> [TEXTE EXTRAIT]
==================================================

Récit(s) d’expul’s


Lundi 27 juin, 19h47, Pellenc City

Un message arrive sur Signal: possible expulsion demain. L’informateur n’est pas des plus grandes fiabilités ; à l’ouverture de la ZAP, il avait en quelque sorte proposé d’utiliser des femmes fragiles en bouclier humain; il s’agit de la 4eme alerte d’expuls’: celle ci ne sera pas prise au sérieux. Dans la nuit, et tôt le matin, des légalos envoient des signes, pas assez clairs.

Mardi 26 juin, 5h38, Pellenc City, Maison Principale

Une nacelle est déposée proche du verger ; de quoi s’inquiéter ; pas de quoi sonner l’alerte. 6h47: un, puis deux camions de GM sont aperçus à l’Ibis depuis l’accueil ; sprint, sirène de pompier, re-sprint ; ça tente de fermer difficilement la porte d’entrée ; c’est l’arrivée en masse, sprintée. Coups de savate dans la porte, rapport de force.

La Flèche ; à peu près au même moment

Des copaines en camion sont réveillé.es ; réflexe improbable, ils chargent un séchoir solaire récemment construit dans leur véhicule: sauvé. Depuis la maison, un sac à dos gênant est projeté au travers d’une fenêtre ; on tente de retenir une porte-fenêtre ; à quoi bon, l’accès par le sous-sol est aussi ouvert. La porte de l’entrée est fracassée par le bélier, elle voltige dans les airs. “Baise tes morts, je partirai pas sans mon chien” : certain.es zapatatistes ne sont clairement pas du matin. Un.e camarade féru.e de cabane tend sa main vers son sac à outils, il est dans la seconde pointé à l’arme à feu. Au sous-sol, personne n’y campe, mais l’envie est trop forte: allez, un peu de lacrymo en intérieur, on sait jamais, paraît que c’était un haut lieu de la Résistance.

Maison du Lac / Le brasier ; à peu près au même moment

Un.e camarade entend la sirène ; prêt, préparé, un binôme accourt au portail. Maladroitement, courageusement, il tente de tenir la barricade. “Nous sommes pacifistes” tente-t-il ; en face, 10 GM savattent le portail qui n’a plus que quelques secondes de durée de vie. La fuite sera leur salut.

Chez Basil ; à peu près au même moment

La sirène fut trop brêve, les talkies brouillés par les ingénieurs d’état. Imaginez vous faire réveiller par des robocops en armures qui ne pensent même pas à vous ramener des croissants.

==================================================

> [ÉNONCÉ 1]
Reprenez sous forme de liste numérotée les lignes des enregistrements, en commençant à la ligne qui contient "x-axis-symbol: α xyxy=(500,696,524,734)" et en vous arrêtant après celle qui contient "point-ess xyxy=(642,290,653,301)". Laissez de côté les lignes vides.
Ces enregistrements n'ont aucun lien avec le récit.

==================================================

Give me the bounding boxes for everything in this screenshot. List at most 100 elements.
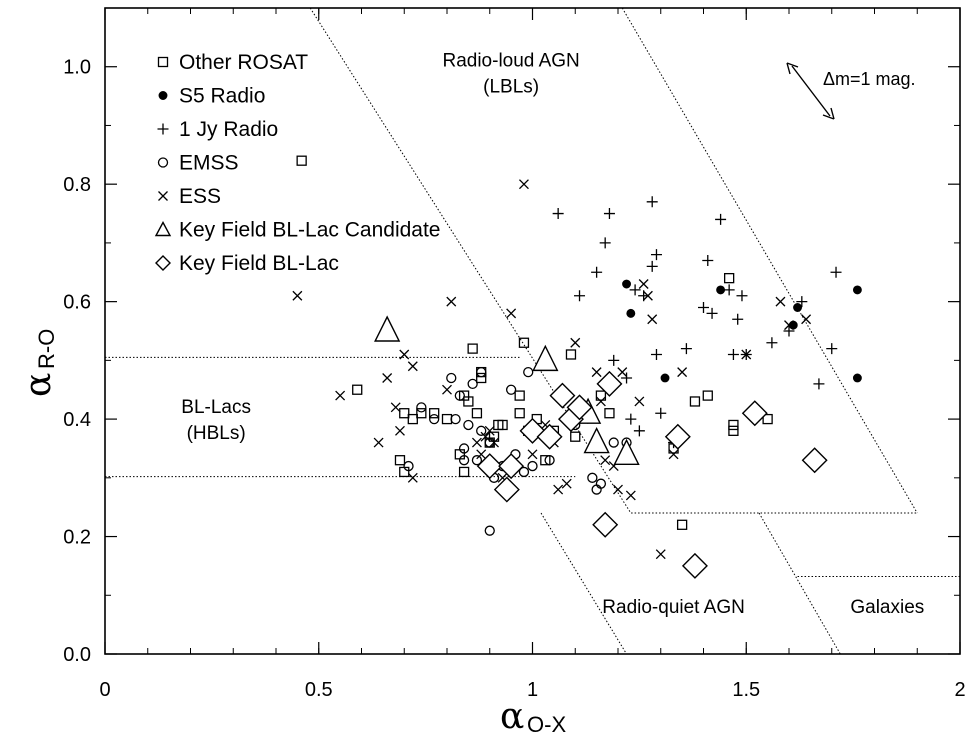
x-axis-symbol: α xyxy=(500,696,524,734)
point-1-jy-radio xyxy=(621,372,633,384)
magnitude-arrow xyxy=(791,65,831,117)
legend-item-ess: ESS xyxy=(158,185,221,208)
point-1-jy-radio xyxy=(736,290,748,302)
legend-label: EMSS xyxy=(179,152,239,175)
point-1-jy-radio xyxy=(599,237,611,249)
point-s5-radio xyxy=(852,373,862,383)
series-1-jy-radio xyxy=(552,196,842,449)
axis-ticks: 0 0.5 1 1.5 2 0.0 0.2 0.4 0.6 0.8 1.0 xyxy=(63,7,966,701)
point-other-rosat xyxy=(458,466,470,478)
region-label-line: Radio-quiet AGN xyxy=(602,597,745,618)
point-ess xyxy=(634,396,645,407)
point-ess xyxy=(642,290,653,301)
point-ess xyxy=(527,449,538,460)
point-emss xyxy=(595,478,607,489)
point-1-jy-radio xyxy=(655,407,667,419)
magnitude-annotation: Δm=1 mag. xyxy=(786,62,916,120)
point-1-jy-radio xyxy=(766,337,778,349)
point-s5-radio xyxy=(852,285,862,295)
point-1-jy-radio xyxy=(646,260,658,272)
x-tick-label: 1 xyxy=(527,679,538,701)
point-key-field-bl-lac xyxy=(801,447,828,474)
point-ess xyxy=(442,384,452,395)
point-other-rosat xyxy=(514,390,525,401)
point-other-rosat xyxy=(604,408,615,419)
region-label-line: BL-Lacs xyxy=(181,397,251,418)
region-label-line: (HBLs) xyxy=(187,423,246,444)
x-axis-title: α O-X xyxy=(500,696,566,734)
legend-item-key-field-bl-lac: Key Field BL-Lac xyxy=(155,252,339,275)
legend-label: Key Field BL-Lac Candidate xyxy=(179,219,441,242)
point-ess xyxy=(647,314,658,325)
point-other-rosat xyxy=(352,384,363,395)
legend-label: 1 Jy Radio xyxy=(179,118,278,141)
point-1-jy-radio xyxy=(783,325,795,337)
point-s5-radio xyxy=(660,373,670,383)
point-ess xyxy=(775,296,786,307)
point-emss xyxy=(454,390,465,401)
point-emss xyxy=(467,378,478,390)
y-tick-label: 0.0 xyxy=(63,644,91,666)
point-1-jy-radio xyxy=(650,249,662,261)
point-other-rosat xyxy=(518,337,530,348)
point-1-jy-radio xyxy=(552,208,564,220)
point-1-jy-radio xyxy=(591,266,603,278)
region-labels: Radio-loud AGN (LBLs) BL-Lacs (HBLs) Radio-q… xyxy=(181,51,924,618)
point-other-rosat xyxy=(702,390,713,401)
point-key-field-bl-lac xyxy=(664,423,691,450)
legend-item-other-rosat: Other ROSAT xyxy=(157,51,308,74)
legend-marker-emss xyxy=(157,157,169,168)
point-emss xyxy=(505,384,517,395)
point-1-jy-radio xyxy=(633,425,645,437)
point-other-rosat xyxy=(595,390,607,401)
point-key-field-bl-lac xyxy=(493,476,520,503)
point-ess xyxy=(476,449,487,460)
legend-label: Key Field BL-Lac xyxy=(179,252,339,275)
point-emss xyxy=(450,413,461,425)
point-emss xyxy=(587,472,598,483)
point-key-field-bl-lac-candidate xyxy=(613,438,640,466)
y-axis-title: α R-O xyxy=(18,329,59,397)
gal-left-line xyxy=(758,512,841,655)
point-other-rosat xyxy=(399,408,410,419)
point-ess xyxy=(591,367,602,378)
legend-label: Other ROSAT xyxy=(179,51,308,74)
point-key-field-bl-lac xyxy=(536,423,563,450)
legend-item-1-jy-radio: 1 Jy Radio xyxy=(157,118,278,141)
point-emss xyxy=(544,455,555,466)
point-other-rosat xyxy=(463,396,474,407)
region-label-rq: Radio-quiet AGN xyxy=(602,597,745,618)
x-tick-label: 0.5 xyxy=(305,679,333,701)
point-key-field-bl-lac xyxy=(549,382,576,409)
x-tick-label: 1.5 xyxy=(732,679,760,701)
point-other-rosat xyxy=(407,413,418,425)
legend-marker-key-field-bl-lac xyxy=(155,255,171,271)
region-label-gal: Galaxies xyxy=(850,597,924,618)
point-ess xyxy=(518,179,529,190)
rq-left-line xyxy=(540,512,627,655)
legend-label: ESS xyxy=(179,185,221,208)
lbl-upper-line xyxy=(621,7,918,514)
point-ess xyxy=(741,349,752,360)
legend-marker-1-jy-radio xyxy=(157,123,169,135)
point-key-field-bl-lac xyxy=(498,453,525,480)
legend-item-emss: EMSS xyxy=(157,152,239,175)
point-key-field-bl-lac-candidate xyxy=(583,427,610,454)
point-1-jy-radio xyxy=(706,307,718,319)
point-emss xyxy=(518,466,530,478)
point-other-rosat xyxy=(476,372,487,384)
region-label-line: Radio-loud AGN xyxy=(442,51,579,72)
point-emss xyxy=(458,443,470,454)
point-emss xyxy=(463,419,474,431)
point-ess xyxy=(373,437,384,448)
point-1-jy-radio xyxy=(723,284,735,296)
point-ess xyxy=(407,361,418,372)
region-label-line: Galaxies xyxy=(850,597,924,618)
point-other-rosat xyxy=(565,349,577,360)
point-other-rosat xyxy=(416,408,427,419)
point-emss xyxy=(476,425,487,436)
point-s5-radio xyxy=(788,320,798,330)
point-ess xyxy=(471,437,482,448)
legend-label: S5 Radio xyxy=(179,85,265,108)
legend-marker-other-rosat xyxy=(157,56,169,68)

==================================================

> [ÉNONCÉ 2]
Dans le récit, à quelle heure les camions de GM sont-ils aperçus à l'Ibis depuis l'accueil ?

> [RÉSULTAT 1]
1. x-axis-symbol: α xyxy=(500,696,524,734)
2. point-1-jy-radio xyxy=(621,372,633,384)
3. magnitude-arrow xyxy=(791,65,831,117)
4. legend-item-ess: ESS xyxy=(158,185,221,208)
5. point-1-jy-radio xyxy=(736,290,748,302)
6. legend-label: EMSS xyxy=(179,152,239,175)
7. point-1-jy-radio xyxy=(599,237,611,249)
8. point-s5-radio xyxy=(852,373,862,383)
9. series-1-jy-radio xyxy=(552,196,842,449)
10. axis-ticks: 0 0.5 1 1.5 2 0.0 0.2 0.4 0.6 0.8 1.0 xyxy=(63,7,966,701)
11. point-other-rosat xyxy=(458,466,470,478)
12. region-label-line: Radio-quiet AGN xyxy=(602,597,745,618)
13. point-ess xyxy=(634,396,645,407)
14. point-ess xyxy=(642,290,653,301)

> [RÉSULTAT 2]
À 6h47.